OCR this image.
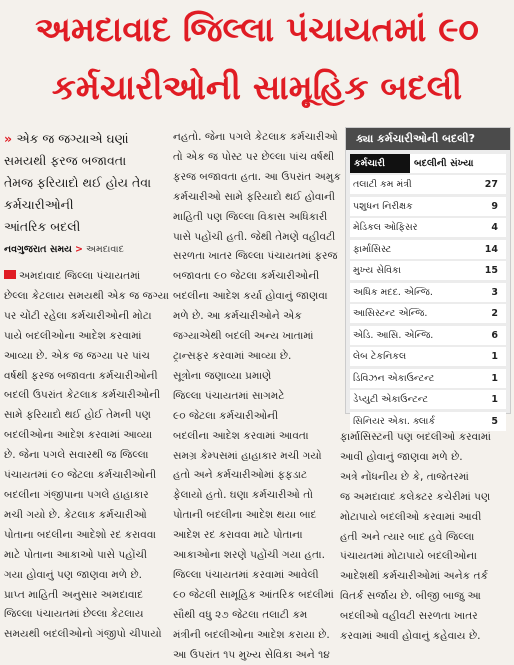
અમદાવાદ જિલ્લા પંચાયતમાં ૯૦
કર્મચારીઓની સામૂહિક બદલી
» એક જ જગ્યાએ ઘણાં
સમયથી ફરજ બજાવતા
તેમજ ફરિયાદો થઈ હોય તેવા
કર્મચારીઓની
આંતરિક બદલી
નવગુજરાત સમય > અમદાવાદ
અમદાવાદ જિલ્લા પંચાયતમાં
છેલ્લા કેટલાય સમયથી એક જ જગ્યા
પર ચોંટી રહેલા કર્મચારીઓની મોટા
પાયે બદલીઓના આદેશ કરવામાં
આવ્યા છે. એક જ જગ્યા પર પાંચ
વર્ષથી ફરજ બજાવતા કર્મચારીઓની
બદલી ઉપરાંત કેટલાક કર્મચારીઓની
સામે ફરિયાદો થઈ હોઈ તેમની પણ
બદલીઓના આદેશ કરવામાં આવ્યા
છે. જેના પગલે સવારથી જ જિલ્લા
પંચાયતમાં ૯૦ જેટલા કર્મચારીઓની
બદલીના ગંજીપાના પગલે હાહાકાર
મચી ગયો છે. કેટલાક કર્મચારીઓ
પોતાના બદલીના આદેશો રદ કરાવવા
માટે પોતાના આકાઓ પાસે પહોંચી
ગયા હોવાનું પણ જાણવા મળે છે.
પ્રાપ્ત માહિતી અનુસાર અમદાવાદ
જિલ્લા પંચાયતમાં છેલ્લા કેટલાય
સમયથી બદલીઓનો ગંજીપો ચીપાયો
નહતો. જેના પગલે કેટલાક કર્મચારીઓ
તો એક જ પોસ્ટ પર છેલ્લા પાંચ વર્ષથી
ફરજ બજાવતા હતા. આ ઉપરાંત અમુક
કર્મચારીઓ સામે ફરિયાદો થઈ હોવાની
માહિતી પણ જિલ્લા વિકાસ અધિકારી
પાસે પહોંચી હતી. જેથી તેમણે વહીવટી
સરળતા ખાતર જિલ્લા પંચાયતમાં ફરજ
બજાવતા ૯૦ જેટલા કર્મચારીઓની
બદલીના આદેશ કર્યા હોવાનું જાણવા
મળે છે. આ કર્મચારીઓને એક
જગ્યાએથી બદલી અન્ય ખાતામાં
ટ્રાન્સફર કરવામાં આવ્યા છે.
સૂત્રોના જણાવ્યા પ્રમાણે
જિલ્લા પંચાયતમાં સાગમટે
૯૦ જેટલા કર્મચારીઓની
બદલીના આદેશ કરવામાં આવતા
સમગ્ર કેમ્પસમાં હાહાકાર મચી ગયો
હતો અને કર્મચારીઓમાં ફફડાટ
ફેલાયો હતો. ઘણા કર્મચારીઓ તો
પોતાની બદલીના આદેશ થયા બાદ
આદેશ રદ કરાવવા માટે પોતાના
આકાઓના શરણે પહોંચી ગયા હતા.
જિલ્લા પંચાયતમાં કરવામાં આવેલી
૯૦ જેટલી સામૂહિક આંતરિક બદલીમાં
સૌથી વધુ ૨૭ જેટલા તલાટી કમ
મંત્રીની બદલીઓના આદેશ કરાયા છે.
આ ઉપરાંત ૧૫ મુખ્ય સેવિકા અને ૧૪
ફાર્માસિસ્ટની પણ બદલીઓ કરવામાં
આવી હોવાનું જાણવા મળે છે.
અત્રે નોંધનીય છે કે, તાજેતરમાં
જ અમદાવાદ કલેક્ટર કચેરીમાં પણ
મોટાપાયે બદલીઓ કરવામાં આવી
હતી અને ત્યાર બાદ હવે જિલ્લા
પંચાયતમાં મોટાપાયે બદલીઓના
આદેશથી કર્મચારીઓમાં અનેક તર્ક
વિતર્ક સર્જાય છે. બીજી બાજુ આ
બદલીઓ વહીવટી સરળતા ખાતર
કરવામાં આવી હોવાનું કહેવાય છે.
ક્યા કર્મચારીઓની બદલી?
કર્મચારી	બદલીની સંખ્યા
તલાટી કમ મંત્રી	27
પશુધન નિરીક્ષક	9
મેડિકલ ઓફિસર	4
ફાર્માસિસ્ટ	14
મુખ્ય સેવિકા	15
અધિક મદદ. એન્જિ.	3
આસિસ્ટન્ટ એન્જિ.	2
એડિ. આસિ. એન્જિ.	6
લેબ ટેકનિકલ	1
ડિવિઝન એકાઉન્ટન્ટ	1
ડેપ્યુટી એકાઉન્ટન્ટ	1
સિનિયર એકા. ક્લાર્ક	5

::::::

- Exercise directions: Look for lines containing the string "સમયથ" and copy them all.

- Correct output:
સમયથી ફરજ બજાવતા
છેલ્લા કેટલાય સમયથી એક જ જગ્યા
સમયથી બદલીઓનો ગંજીપો ચીપાયો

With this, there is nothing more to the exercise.